#### Set exercise:
Locate each line below that includes "Ошибка" and reproduce it.

-- start --

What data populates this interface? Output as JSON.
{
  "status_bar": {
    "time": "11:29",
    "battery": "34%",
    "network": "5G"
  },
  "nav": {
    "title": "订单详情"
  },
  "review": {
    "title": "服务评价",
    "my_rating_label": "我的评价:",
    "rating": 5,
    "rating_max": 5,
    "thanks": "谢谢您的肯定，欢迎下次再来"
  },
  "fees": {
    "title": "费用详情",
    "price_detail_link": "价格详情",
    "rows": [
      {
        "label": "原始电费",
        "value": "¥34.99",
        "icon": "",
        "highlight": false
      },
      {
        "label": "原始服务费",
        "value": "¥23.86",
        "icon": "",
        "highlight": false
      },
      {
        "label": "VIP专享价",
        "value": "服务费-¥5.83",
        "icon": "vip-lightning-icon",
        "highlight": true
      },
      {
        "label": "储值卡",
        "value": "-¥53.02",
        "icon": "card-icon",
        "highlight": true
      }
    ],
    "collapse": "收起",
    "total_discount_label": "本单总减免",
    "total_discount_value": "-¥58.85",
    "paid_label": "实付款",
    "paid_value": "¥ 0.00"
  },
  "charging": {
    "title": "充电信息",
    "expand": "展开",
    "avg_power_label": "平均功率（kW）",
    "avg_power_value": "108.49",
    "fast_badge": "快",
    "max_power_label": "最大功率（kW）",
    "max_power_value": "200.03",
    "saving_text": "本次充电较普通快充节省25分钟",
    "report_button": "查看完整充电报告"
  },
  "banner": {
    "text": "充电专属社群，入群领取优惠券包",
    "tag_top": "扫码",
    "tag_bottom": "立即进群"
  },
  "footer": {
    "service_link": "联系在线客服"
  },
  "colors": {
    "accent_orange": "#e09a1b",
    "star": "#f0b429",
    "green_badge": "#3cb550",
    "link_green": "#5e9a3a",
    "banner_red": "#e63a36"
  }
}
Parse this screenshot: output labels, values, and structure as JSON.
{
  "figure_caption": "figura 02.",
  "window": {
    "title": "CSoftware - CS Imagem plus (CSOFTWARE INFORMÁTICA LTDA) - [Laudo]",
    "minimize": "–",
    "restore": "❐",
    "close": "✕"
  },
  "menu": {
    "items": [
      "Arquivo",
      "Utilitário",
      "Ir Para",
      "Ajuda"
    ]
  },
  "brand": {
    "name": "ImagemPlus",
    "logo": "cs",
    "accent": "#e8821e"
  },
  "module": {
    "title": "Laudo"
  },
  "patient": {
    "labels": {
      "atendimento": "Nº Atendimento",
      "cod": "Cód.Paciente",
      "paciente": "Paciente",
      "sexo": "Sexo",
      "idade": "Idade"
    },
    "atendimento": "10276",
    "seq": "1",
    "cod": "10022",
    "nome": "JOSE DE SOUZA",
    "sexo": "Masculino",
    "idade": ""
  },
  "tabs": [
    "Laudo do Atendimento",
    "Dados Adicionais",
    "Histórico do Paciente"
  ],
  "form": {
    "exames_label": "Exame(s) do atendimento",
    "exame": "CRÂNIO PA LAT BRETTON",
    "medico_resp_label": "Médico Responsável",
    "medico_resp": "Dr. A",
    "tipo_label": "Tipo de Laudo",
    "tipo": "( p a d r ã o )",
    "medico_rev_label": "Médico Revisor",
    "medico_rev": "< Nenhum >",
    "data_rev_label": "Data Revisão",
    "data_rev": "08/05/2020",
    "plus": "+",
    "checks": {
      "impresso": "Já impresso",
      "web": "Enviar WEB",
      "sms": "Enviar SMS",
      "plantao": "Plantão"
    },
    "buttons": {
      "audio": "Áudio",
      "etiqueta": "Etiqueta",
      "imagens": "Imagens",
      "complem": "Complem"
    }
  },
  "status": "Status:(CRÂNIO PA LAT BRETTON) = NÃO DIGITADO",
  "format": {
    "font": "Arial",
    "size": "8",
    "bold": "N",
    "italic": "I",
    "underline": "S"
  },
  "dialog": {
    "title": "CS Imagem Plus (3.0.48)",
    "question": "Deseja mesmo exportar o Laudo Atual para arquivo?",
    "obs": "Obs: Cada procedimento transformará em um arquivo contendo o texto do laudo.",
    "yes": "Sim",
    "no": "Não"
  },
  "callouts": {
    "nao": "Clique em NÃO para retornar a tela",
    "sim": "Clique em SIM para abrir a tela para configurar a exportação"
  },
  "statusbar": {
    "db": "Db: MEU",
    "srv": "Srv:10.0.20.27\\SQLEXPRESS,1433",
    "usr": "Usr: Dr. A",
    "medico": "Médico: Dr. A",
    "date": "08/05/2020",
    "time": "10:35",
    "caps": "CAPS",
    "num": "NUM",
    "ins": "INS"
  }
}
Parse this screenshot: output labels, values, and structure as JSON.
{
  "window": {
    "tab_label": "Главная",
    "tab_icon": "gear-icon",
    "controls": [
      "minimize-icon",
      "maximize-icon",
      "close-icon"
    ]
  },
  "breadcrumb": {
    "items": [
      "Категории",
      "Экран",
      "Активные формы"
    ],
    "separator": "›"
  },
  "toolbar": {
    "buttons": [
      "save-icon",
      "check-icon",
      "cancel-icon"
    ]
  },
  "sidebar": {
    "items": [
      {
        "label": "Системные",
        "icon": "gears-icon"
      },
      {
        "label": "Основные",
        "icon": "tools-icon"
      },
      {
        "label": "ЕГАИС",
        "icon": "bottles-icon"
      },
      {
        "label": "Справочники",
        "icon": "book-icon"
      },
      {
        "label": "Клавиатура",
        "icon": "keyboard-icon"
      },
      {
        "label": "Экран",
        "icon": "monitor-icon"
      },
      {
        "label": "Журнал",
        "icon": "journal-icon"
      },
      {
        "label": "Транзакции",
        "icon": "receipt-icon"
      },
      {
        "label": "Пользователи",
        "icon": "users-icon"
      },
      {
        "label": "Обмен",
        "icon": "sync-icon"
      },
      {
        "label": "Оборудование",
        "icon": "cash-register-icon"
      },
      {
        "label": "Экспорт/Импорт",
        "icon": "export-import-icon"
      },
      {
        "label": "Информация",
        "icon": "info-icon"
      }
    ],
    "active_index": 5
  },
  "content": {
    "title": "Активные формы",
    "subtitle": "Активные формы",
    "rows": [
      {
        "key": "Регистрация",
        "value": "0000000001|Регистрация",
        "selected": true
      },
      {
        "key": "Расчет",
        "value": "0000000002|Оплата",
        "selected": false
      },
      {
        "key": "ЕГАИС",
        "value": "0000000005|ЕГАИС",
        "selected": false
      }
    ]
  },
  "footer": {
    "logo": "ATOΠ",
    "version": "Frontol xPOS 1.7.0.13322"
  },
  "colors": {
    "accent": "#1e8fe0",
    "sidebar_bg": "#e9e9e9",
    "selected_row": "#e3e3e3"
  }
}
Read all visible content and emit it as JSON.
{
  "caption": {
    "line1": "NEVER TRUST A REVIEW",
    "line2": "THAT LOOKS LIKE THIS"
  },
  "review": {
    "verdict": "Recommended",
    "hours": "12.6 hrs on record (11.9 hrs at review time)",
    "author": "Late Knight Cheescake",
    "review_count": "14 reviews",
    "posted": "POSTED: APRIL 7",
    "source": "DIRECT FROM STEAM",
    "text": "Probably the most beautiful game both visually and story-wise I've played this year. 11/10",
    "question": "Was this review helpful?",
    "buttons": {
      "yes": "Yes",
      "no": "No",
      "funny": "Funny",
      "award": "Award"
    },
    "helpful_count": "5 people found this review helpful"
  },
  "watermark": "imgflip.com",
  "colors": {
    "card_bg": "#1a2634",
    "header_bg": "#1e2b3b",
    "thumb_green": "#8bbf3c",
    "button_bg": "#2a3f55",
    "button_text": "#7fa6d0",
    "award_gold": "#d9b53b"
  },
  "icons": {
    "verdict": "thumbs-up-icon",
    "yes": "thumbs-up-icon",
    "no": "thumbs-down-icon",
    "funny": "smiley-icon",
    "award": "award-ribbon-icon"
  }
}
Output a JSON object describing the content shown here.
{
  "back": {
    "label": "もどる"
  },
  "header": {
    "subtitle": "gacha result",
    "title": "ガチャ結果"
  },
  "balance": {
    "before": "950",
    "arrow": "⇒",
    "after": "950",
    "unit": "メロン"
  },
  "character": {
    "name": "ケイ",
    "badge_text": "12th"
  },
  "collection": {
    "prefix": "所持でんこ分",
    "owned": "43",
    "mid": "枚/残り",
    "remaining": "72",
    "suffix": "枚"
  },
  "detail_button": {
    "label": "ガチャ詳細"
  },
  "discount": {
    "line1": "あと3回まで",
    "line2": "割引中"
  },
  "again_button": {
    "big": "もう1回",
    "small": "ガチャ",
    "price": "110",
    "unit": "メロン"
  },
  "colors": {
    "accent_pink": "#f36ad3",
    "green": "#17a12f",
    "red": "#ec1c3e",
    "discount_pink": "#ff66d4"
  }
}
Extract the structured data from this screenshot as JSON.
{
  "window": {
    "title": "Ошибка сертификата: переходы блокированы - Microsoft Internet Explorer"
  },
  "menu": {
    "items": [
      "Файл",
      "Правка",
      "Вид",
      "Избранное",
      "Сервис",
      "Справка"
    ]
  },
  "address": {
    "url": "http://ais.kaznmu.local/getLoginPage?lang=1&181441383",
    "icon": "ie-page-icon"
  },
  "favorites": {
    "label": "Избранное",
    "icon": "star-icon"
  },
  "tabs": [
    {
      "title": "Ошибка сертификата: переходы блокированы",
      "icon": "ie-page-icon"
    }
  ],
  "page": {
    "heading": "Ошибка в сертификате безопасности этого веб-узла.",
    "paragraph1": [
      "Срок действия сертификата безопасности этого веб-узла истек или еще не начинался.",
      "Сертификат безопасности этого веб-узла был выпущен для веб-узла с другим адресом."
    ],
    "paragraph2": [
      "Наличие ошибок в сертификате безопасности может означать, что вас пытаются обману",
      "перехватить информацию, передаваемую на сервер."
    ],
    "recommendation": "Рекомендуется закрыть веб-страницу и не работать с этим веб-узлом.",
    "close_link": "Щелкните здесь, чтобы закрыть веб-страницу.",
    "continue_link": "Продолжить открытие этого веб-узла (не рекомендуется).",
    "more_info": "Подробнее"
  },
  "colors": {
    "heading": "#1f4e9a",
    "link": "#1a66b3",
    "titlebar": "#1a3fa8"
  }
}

-- end --

#### In response:
    "title": "Ошибка сертификата: переходы блокированы - Microsoft Internet Explorer"
      "title": "Ошибка сертификата: переходы блокированы",
    "heading": "Ошибка в сертификате безопасности этого веб-узла.",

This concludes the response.